**EXERCISE REQUIREMENTS:**
Locate the string "cultural" in the listing below. Copy every line where it is found.

----------------------------------------

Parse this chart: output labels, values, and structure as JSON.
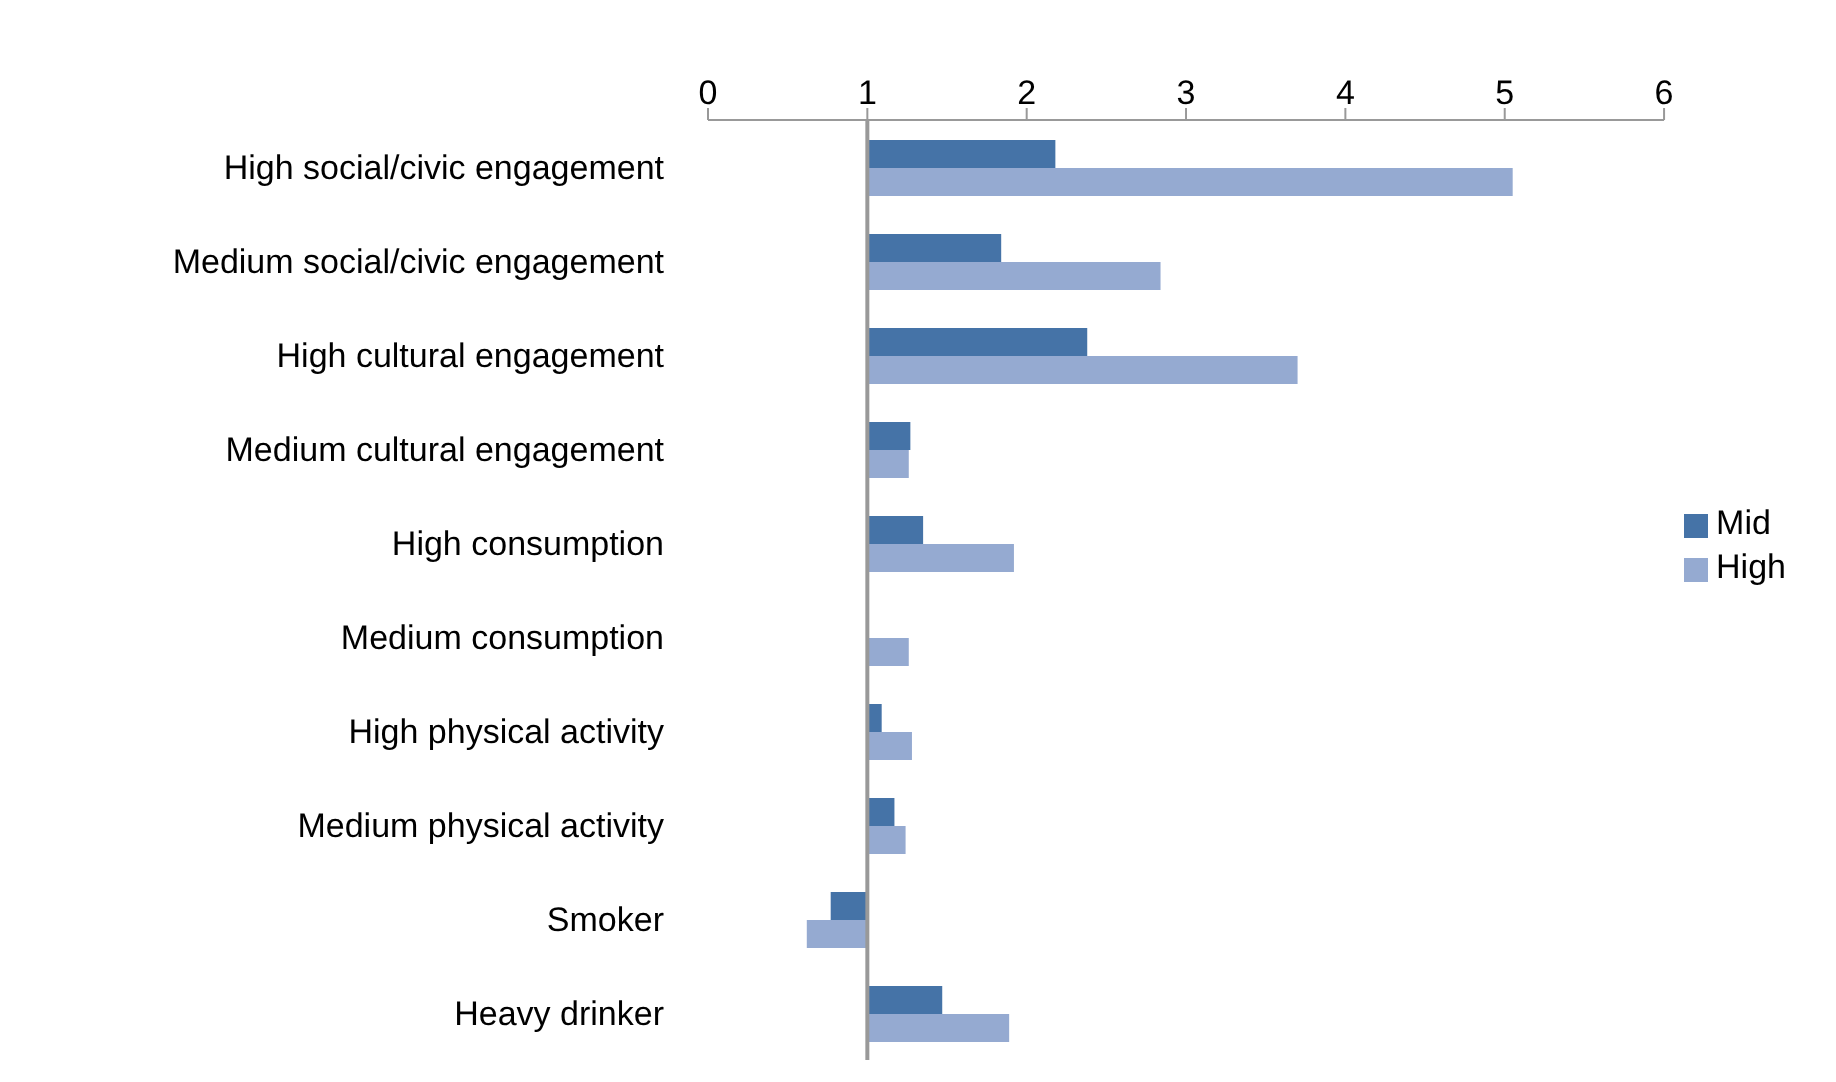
{
  "chart_data": {
    "type": "bar",
    "orientation": "horizontal",
    "categories": [
      "High social/civic engagement",
      "Medium social/civic engagement",
      "High cultural engagement",
      "Medium cultural engagement",
      "High consumption",
      "Medium consumption",
      "High physical activity",
      "Medium physical activity",
      "Smoker",
      "Heavy drinker"
    ],
    "series": [
      {
        "name": "Mid",
        "color": "#4573a7",
        "base": [
          1,
          1,
          1,
          1,
          1,
          null,
          1,
          1,
          1,
          1
        ],
        "values": [
          1.18,
          0.84,
          1.38,
          0.27,
          0.35,
          null,
          0.09,
          0.17,
          -0.23,
          0.47
        ]
      },
      {
        "name": "High",
        "color": "#95aad1",
        "base": [
          1,
          1,
          1,
          1,
          1,
          1,
          1,
          1,
          1,
          1
        ],
        "values": [
          4.05,
          1.84,
          2.7,
          0.26,
          0.92,
          0.26,
          0.28,
          0.24,
          -0.38,
          0.89
        ]
      }
    ],
    "ref_lines": [
      {
        "axis": "x",
        "value": 1,
        "color": "#999999"
      }
    ],
    "xlim": [
      0,
      6
    ],
    "xticks": [
      0,
      1,
      2,
      3,
      4,
      5,
      6
    ],
    "legend": "right"
  }
}
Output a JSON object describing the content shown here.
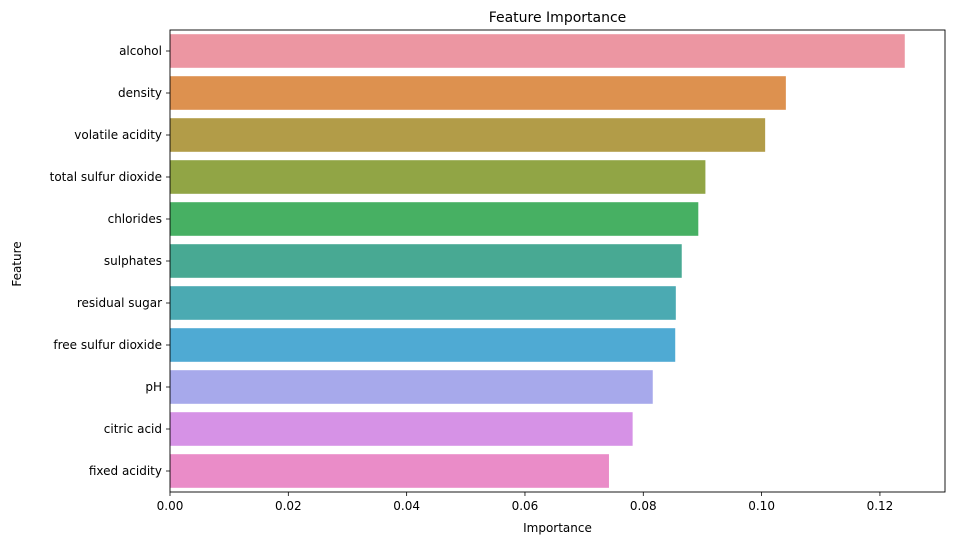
{
  "chart_data": {
    "type": "bar",
    "orientation": "horizontal",
    "title": "Feature Importance",
    "xlabel": "Importance",
    "ylabel": "Feature",
    "xlim": [
      0,
      0.131
    ],
    "xticks": [
      "0.00",
      "0.02",
      "0.04",
      "0.06",
      "0.08",
      "0.10",
      "0.12"
    ],
    "xtick_values": [
      0,
      0.02,
      0.04,
      0.06,
      0.08,
      0.1,
      0.12
    ],
    "grid": false,
    "categories": [
      "alcohol",
      "density",
      "volatile acidity",
      "total sulfur dioxide",
      "chlorides",
      "sulphates",
      "residual sugar",
      "free sulfur dioxide",
      "pH",
      "citric acid",
      "fixed acidity"
    ],
    "values": [
      0.1242,
      0.1041,
      0.1006,
      0.0905,
      0.0893,
      0.0865,
      0.0855,
      0.0854,
      0.0816,
      0.0782,
      0.0742
    ],
    "colors": [
      "#ec96a2",
      "#dd914f",
      "#b29c48",
      "#91a545",
      "#47b063",
      "#48a993",
      "#4baab2",
      "#4faad3",
      "#a7a9eb",
      "#d692e6",
      "#ea8cc8"
    ]
  }
}
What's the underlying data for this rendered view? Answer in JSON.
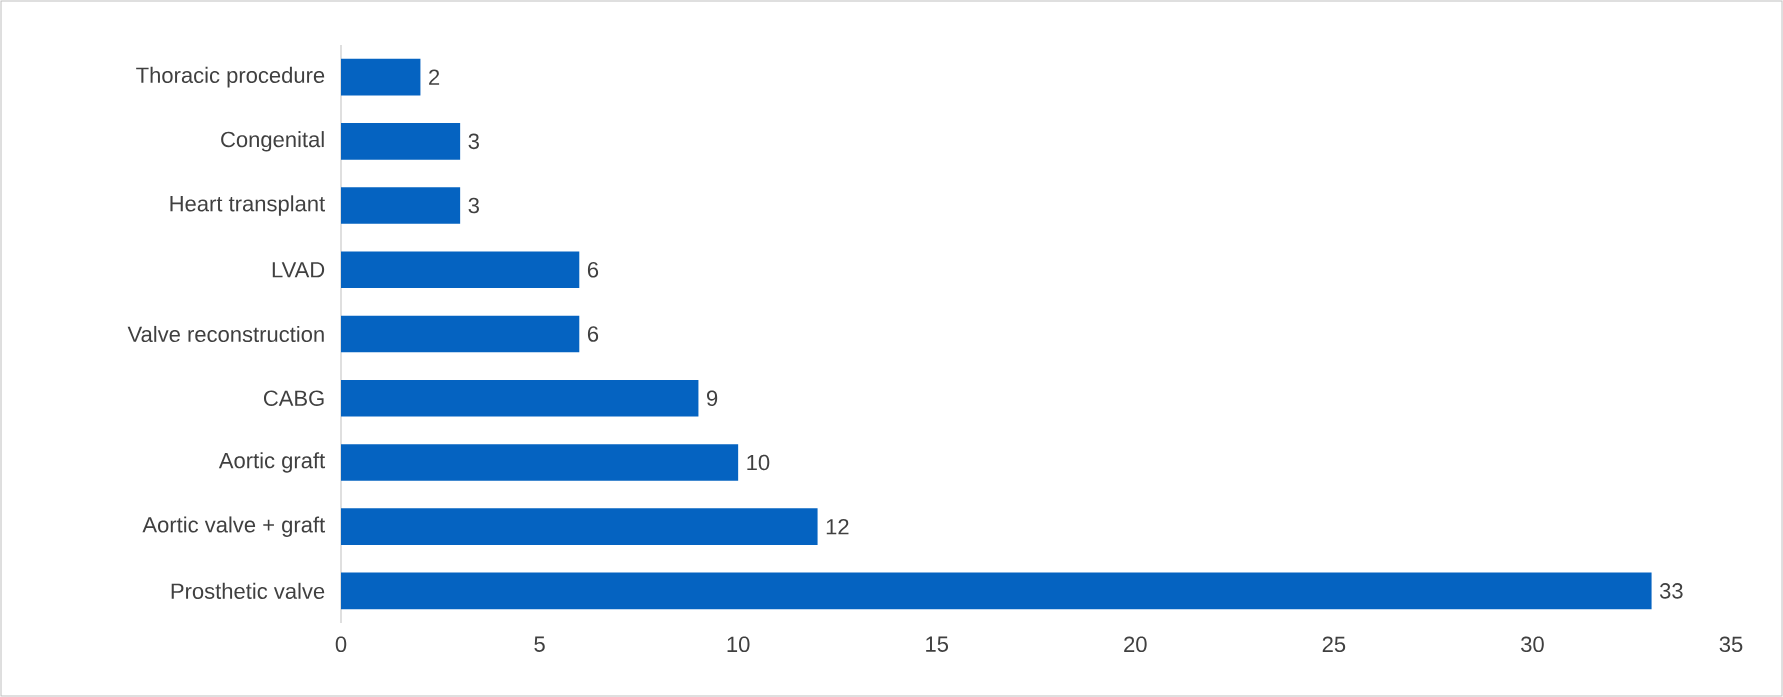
{
  "chart_data": {
    "type": "bar",
    "orientation": "horizontal",
    "categories": [
      "Thoracic procedure",
      "Congenital",
      "Heart transplant",
      "LVAD",
      "Valve reconstruction",
      "CABG",
      "Aortic graft",
      "Aortic valve + graft",
      "Prosthetic valve"
    ],
    "values": [
      2,
      3,
      3,
      6,
      6,
      9,
      10,
      12,
      33
    ],
    "color": "#0563c1",
    "xlim": [
      0,
      35
    ],
    "xticks": [
      0,
      5,
      10,
      15,
      20,
      25,
      30,
      35
    ],
    "data_labels": true
  }
}
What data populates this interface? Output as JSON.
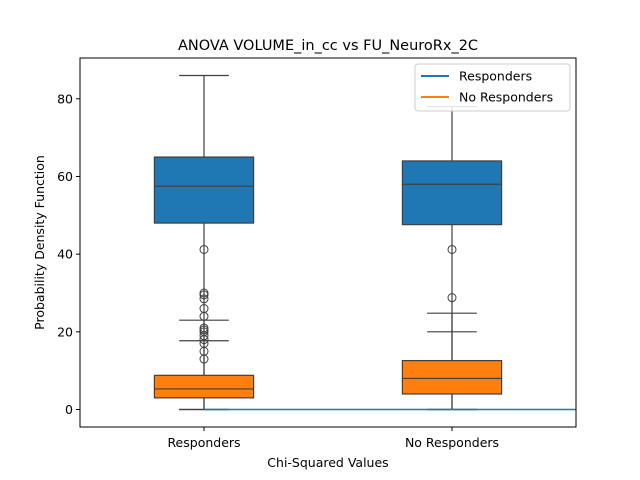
{
  "chart_data": {
    "type": "box",
    "title": "ANOVA VOLUME_in_cc vs FU_NeuroRx_2C",
    "xlabel": "Chi-Squared Values",
    "ylabel": "Probability Density Function",
    "categories": [
      "Responders",
      "No Responders"
    ],
    "ylim": [
      -4.5,
      90.5
    ],
    "yticks": [
      0,
      20,
      40,
      60,
      80
    ],
    "grid": false,
    "legend_position": "top-right",
    "series": [
      {
        "name": "Responders",
        "color": "#1f77b4",
        "boxes": [
          {
            "category": "Responders",
            "whisker_low": 0,
            "q1": 48,
            "median": 57.5,
            "q3": 65,
            "whisker_high": 86,
            "outliers": [
              41.2
            ]
          },
          {
            "category": "No Responders",
            "whisker_low": 0,
            "q1": 47.6,
            "median": 58,
            "q3": 64,
            "whisker_high": 78,
            "outliers": [
              41.2
            ]
          }
        ]
      },
      {
        "name": "No Responders",
        "color": "#ff7f0e",
        "boxes": [
          {
            "category": "Responders",
            "whisker_low": 0,
            "q1": 3,
            "median": 5.3,
            "q3": 8.8,
            "whisker_high": 17.7,
            "outliers": [
              13,
              15,
              17,
              18,
              19,
              20,
              20.5,
              21,
              24,
              26,
              28.5,
              29.5,
              30
            ]
          },
          {
            "category": "No Responders",
            "whisker_low": 0,
            "q1": 4,
            "median": 8,
            "q3": 12.6,
            "whisker_high": 20,
            "outliers": []
          }
        ]
      }
    ],
    "extra_whiskers": [
      {
        "category": "Responders",
        "value": 23
      },
      {
        "category": "No Responders",
        "value": 24.8
      },
      {
        "category": "No Responders",
        "value": 28.8,
        "outlier": true
      }
    ],
    "baseline_line": {
      "from_category": "Responders",
      "to_axis_end": true,
      "value": 0,
      "color": "#1f77b4"
    }
  }
}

----------------------------------------

**EXERCISE ANSWER:**
      "High cultural engagement",
      "Medium cultural engagement",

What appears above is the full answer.